[Dataset items]
___

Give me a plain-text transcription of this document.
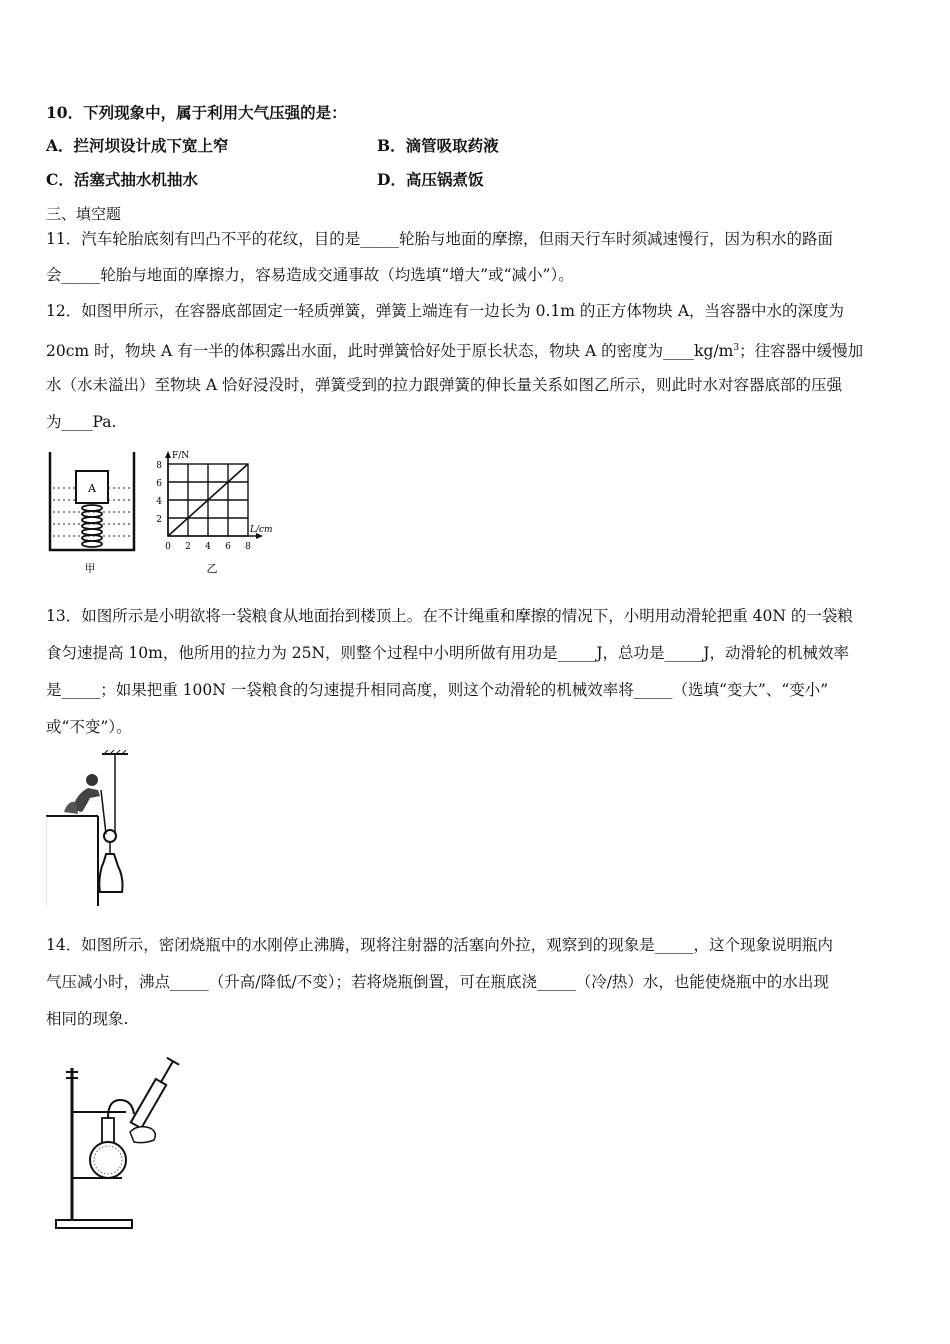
10．下列现象中，属于利用大气压强的是：
A．拦河坝设计成下宽上窄	B．滴管吸取药液
C．活塞式抽水机抽水	D．高压锅煮饭
三、填空题
11．汽车轮胎底刻有凹凸不平的花纹，目的是_____轮胎与地面的摩擦，但雨天行车时须减速慢行，因为积水的路面
会_____轮胎与地面的摩擦力，容易造成交通事故（均选填“增大”或“减小”）。
12．如图甲所示，在容器底部固定一轻质弹簧，弹簧上端连有一边长为 0.1m 的正方体物块 A，当容器中水的深度为
20cm 时，物块 A 有一半的体积露出水面，此时弹簧恰好处于原长状态，物块 A 的密度为$\_\_\_\_kg/m^3$；往容器中缓慢加
水（水未溢出）至物块 A 恰好浸没时，弹簧受到的拉力跟弹簧的伸长量关系如图乙所示，则此时水对容器底部的压强
为____Pa.
A
甲
F/N
L/cm
8
6
4
2
0 2 4 6 8
乙
13．如图所示是小明欲将一袋粮食从地面抬到楼顶上。在不计绳重和摩擦的情况下，小明用动滑轮把重 40N 的一袋粮
食匀速提高 10m，他所用的拉力为 25N，则整个过程中小明所做有用功是_____J，总功是_____J，动滑轮的机械效率
是_____；如果把重 100N 一袋粮食的匀速提升相同高度，则这个动滑轮的机械效率将_____（选填“变大”、“变小”
或“不变”）。
14．如图所示，密闭烧瓶中的水刚停止沸腾，现将注射器的活塞向外拉，观察到的现象是_____，这个现象说明瓶内
气压减小时，沸点_____（升高/降低/不变）；若将烧瓶倒置，可在瓶底浇_____（冷/热）水，也能使烧瓶中的水出现
相同的现象.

___

Restate the whole listing above exactly, please, omitting every image.

Give me a plain-text transcription of this document.
10．下列现象中，属于利用大气压强的是：
A．拦河坝设计成下宽上窄	B．滴管吸取药液
C．活塞式抽水机抽水	D．高压锅煮饭
三、填空题
11．汽车轮胎底刻有凹凸不平的花纹，目的是_____轮胎与地面的摩擦，但雨天行车时须减速慢行，因为积水的路面
会_____轮胎与地面的摩擦力，容易造成交通事故（均选填“增大”或“减小”）。
12．如图甲所示，在容器底部固定一轻质弹簧，弹簧上端连有一边长为 0.1m 的正方体物块 A，当容器中水的深度为
20cm 时，物块 A 有一半的体积露出水面，此时弹簧恰好处于原长状态，物块 A 的密度为$\_\_\_\_kg/m^3$；往容器中缓慢加
水（水未溢出）至物块 A 恰好浸没时，弹簧受到的拉力跟弹簧的伸长量关系如图乙所示，则此时水对容器底部的压强
为____Pa.
A
甲
F/N
L/cm
8
6
4
2
0 2 4 6 8
乙
13．如图所示是小明欲将一袋粮食从地面抬到楼顶上。在不计绳重和摩擦的情况下，小明用动滑轮把重 40N 的一袋粮
食匀速提高 10m，他所用的拉力为 25N，则整个过程中小明所做有用功是_____J，总功是_____J，动滑轮的机械效率
是_____；如果把重 100N 一袋粮食的匀速提升相同高度，则这个动滑轮的机械效率将_____（选填“变大”、“变小”
或“不变”）。
14．如图所示，密闭烧瓶中的水刚停止沸腾，现将注射器的活塞向外拉，观察到的现象是_____，这个现象说明瓶内
气压减小时，沸点_____（升高/降低/不变）；若将烧瓶倒置，可在瓶底浇_____（冷/热）水，也能使烧瓶中的水出现
相同的现象.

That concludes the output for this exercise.